THE TASK: Please retype the records below exactly, leaving out any pictures.

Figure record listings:
━━━━

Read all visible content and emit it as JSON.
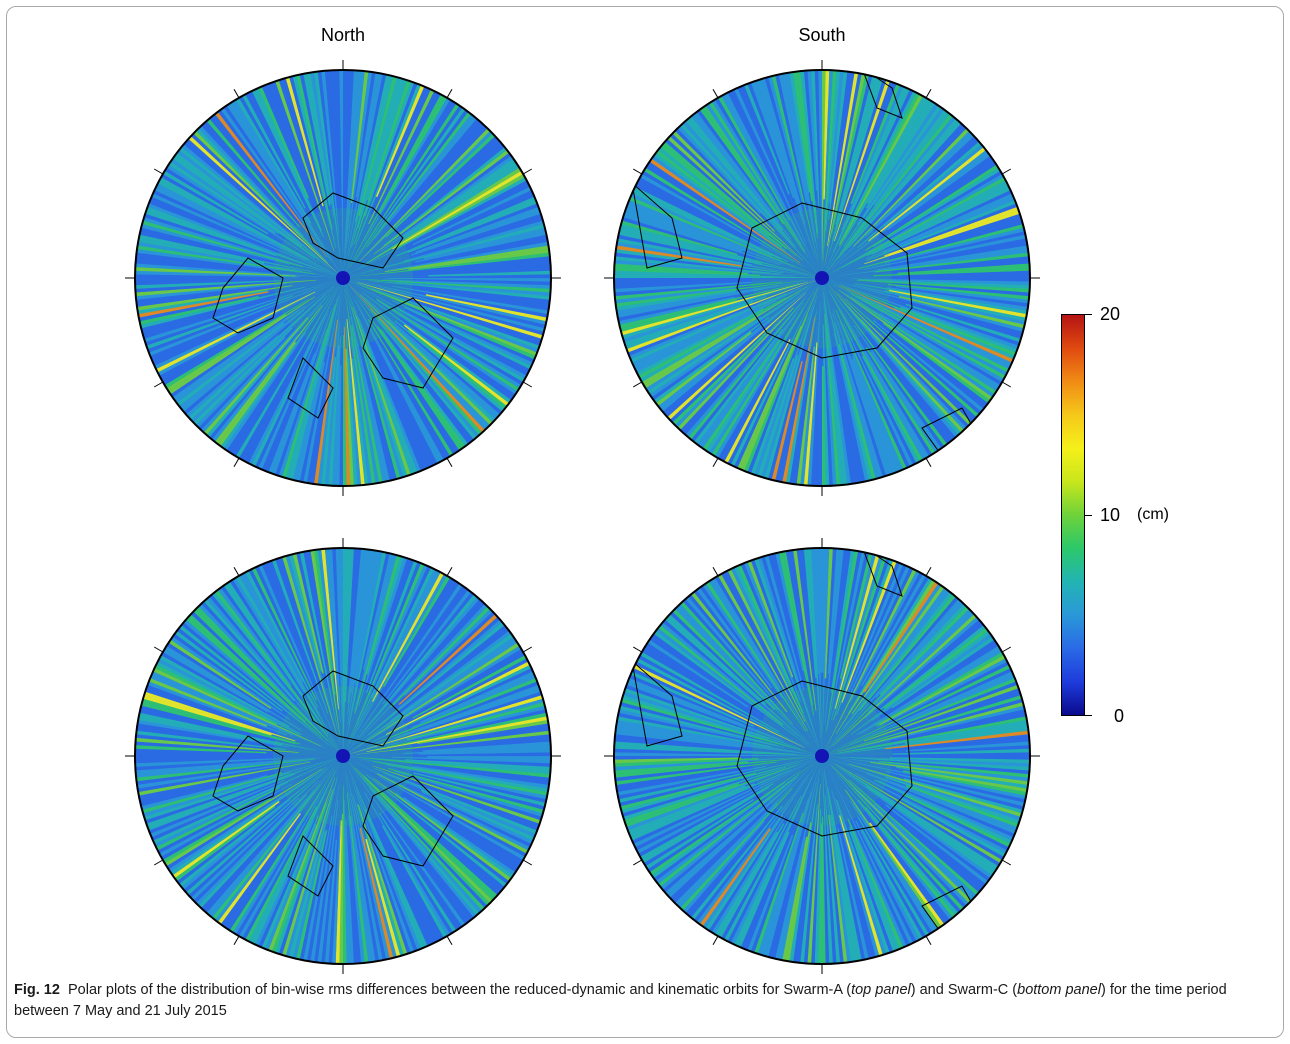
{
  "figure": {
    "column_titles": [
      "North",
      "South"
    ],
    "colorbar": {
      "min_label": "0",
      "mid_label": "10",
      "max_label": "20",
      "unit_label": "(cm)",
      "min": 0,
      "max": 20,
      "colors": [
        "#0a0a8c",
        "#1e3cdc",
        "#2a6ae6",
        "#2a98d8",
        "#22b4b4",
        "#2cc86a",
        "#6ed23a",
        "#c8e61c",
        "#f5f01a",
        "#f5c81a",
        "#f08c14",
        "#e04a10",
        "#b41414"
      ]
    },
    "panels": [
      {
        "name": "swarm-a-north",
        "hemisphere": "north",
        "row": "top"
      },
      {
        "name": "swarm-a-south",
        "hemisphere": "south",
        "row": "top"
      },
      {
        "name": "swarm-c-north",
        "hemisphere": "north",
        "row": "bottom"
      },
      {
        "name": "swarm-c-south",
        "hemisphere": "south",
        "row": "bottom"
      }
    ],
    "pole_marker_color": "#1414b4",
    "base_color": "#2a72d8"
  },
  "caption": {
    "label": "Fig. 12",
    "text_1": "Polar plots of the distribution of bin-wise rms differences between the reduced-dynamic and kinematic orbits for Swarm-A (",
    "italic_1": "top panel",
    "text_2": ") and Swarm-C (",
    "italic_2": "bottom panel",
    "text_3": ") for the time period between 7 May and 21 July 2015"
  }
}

━━━━

TASK OUTPUT:
Read all visible content and emit it as JSON.
{
  "figure": {
    "column_titles": [
      "North",
      "South"
    ],
    "colorbar": {
      "min_label": "0",
      "mid_label": "10",
      "max_label": "20",
      "unit_label": "(cm)",
      "min": 0,
      "max": 20,
      "colors": [
        "#0a0a8c",
        "#1e3cdc",
        "#2a6ae6",
        "#2a98d8",
        "#22b4b4",
        "#2cc86a",
        "#6ed23a",
        "#c8e61c",
        "#f5f01a",
        "#f5c81a",
        "#f08c14",
        "#e04a10",
        "#b41414"
      ]
    },
    "panels": [
      {
        "name": "swarm-a-north",
        "hemisphere": "north",
        "row": "top"
      },
      {
        "name": "swarm-a-south",
        "hemisphere": "south",
        "row": "top"
      },
      {
        "name": "swarm-c-north",
        "hemisphere": "north",
        "row": "bottom"
      },
      {
        "name": "swarm-c-south",
        "hemisphere": "south",
        "row": "bottom"
      }
    ],
    "pole_marker_color": "#1414b4",
    "base_color": "#2a72d8"
  },
  "caption": {
    "label": "Fig. 12",
    "text_1": "Polar plots of the distribution of bin-wise rms differences between the reduced-dynamic and kinematic orbits for Swarm-A (",
    "italic_1": "top panel",
    "text_2": ") and Swarm-C (",
    "italic_2": "bottom panel",
    "text_3": ") for the time period between 7 May and 21 July 2015"
  }
}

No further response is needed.